(Dataset listings of figures)
(begin)

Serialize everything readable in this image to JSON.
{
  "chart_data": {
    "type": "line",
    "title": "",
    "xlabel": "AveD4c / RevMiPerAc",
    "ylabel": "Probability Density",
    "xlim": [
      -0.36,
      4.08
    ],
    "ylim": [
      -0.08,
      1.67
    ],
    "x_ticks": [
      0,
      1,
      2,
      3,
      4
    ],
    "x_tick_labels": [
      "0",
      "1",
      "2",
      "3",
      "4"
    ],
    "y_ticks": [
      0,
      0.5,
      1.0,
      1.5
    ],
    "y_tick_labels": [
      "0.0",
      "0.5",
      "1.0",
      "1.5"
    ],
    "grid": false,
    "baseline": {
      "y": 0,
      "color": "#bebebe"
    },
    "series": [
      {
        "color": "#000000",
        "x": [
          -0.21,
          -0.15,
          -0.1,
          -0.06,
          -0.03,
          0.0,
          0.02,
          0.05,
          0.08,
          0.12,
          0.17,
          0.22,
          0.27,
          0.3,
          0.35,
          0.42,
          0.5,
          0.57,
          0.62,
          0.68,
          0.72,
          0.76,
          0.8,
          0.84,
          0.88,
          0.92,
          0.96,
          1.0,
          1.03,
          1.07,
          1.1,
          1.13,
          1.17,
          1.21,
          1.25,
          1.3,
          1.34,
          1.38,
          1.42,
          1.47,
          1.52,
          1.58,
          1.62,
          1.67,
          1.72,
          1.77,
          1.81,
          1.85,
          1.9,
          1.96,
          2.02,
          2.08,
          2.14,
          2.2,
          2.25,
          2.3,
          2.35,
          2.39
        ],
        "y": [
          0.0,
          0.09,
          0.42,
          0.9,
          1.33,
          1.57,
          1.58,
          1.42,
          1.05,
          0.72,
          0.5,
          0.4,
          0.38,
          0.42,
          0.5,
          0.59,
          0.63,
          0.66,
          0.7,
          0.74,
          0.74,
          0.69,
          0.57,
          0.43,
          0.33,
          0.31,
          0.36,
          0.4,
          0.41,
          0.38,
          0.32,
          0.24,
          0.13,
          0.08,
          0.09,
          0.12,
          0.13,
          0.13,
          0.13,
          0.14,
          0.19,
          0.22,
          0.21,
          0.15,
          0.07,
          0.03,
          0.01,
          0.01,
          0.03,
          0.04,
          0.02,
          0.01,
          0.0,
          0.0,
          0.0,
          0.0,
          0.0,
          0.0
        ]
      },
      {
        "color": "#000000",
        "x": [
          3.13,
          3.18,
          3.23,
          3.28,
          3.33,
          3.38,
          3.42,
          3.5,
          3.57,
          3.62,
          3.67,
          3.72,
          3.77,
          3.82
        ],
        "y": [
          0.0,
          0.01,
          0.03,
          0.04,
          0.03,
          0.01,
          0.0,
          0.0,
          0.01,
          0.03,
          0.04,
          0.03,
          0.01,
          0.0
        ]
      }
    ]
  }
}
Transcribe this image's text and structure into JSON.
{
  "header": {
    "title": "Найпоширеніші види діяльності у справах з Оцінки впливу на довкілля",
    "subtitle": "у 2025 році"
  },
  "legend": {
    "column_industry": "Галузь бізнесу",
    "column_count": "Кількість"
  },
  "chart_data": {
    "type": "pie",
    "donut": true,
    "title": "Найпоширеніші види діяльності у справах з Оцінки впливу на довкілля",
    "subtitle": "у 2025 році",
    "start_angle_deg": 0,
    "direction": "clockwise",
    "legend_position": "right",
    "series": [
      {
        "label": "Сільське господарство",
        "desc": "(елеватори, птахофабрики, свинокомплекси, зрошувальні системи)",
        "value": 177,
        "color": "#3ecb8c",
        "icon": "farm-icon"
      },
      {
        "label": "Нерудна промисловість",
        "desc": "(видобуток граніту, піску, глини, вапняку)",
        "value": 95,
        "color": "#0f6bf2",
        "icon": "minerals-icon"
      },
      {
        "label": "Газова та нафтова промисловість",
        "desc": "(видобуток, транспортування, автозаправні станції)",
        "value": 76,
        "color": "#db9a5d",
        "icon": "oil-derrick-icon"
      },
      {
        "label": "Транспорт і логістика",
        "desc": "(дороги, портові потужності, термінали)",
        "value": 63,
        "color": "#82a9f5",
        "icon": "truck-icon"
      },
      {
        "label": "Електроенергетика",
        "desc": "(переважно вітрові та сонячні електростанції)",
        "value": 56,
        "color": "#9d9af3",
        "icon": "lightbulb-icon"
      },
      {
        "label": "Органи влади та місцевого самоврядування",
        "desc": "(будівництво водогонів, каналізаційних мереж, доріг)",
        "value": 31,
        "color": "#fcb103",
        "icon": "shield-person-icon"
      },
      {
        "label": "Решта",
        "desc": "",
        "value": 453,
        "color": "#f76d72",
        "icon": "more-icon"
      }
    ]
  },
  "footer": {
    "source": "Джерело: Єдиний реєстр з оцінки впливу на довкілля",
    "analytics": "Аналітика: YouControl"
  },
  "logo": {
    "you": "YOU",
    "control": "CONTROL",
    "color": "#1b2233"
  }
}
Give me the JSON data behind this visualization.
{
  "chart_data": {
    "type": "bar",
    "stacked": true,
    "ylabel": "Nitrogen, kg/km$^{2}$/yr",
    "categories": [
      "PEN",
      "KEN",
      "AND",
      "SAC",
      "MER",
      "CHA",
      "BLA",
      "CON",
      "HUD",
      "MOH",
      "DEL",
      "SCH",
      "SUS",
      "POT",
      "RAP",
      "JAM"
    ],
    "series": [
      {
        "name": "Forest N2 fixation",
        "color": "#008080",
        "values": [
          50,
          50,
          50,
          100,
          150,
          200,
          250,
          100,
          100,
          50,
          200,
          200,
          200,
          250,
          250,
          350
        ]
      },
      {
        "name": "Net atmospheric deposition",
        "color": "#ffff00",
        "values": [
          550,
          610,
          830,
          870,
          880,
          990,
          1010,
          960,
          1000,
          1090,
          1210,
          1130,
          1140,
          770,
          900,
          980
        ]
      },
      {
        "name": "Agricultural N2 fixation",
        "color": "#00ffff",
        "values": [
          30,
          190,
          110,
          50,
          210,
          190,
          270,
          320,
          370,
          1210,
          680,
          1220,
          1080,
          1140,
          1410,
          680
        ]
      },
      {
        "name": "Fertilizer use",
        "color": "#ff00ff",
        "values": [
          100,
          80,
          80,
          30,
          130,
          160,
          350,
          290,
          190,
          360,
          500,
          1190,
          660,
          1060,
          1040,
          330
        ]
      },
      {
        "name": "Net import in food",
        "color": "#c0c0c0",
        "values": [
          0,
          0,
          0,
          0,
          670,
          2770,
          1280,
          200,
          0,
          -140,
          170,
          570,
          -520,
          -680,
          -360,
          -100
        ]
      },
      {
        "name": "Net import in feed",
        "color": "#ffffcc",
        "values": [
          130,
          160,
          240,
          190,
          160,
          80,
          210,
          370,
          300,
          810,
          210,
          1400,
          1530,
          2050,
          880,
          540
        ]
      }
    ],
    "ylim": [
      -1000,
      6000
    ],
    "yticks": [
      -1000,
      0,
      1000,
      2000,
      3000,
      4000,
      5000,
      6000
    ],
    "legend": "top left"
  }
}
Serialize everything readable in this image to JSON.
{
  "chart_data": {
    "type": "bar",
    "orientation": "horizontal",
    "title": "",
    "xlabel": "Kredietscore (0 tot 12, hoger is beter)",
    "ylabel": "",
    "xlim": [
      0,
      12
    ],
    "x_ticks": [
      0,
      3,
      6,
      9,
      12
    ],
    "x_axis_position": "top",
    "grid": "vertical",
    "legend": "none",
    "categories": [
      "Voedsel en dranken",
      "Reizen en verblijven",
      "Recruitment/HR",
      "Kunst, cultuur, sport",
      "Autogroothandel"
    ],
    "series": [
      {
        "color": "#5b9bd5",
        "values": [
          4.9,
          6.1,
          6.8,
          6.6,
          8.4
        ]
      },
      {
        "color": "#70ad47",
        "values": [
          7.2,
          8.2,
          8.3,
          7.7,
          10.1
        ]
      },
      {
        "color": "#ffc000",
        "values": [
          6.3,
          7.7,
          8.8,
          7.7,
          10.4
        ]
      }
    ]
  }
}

(end)

PROBLEM DETAILS: Tally how many lines of the data include the word "name". Write the number and nothing else.

SOLUTION FOR THIS TASK: 6